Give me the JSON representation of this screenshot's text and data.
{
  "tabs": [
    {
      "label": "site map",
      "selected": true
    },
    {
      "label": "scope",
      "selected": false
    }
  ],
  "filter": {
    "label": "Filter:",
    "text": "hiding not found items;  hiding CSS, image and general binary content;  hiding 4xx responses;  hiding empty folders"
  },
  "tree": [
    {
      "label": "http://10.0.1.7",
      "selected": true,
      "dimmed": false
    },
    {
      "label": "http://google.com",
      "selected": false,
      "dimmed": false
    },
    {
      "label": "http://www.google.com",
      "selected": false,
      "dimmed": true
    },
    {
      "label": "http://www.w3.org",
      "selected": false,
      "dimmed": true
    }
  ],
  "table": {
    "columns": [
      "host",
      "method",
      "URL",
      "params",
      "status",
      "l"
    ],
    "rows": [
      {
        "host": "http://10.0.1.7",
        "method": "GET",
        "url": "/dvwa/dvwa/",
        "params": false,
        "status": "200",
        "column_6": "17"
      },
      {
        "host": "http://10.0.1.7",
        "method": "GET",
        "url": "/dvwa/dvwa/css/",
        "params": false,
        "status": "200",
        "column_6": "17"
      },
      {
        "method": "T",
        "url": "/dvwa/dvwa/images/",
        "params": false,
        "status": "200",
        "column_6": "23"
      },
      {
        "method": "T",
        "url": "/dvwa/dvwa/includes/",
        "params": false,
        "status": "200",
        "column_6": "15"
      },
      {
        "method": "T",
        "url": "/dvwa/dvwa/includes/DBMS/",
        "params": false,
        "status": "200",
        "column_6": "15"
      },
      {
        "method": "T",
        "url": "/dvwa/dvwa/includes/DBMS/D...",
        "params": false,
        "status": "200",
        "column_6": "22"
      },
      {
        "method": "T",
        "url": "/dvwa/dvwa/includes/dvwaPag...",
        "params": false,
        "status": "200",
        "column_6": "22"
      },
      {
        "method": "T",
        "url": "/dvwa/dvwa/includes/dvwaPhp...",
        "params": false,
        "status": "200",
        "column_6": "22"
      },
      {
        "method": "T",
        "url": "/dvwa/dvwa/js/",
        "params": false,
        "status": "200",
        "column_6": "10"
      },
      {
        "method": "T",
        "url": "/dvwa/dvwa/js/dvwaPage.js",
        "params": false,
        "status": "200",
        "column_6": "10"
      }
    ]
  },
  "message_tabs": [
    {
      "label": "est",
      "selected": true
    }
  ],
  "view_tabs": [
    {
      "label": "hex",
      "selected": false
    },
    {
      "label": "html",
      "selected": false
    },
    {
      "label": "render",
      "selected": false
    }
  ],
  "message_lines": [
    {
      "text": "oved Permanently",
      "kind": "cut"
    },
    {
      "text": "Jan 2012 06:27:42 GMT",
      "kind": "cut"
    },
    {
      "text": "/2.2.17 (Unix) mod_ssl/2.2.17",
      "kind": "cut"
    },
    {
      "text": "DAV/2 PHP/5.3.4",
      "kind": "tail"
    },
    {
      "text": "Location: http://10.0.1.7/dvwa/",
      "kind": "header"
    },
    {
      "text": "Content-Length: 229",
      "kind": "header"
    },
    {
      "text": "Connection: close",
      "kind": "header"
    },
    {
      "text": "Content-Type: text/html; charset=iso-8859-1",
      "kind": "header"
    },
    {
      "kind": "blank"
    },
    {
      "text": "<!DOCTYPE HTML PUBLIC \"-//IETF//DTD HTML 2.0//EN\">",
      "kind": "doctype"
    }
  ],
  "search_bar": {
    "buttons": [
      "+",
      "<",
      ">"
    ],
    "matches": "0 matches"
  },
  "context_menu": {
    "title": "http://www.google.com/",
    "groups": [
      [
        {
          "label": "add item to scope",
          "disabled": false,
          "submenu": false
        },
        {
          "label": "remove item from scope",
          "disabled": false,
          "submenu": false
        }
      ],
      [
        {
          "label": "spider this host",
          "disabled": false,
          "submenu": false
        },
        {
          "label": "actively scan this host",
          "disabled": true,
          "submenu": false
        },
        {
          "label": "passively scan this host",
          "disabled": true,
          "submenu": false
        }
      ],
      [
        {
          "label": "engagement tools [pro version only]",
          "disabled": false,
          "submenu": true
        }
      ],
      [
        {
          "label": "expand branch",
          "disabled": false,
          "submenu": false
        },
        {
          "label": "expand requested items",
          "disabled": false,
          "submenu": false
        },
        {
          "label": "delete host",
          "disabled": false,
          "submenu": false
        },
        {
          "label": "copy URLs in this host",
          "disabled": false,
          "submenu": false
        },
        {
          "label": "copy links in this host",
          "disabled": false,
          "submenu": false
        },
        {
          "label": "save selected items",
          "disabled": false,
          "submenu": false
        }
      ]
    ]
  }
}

Directive — Identify the lines in the entries above that contain "items", then copy them out.

Response —
    "text": "hiding not found items;  hiding CSS, image and general binary content;  hiding 4xx responses;  hiding empty folders"
          "label": "expand requested items",
          "label": "save selected items",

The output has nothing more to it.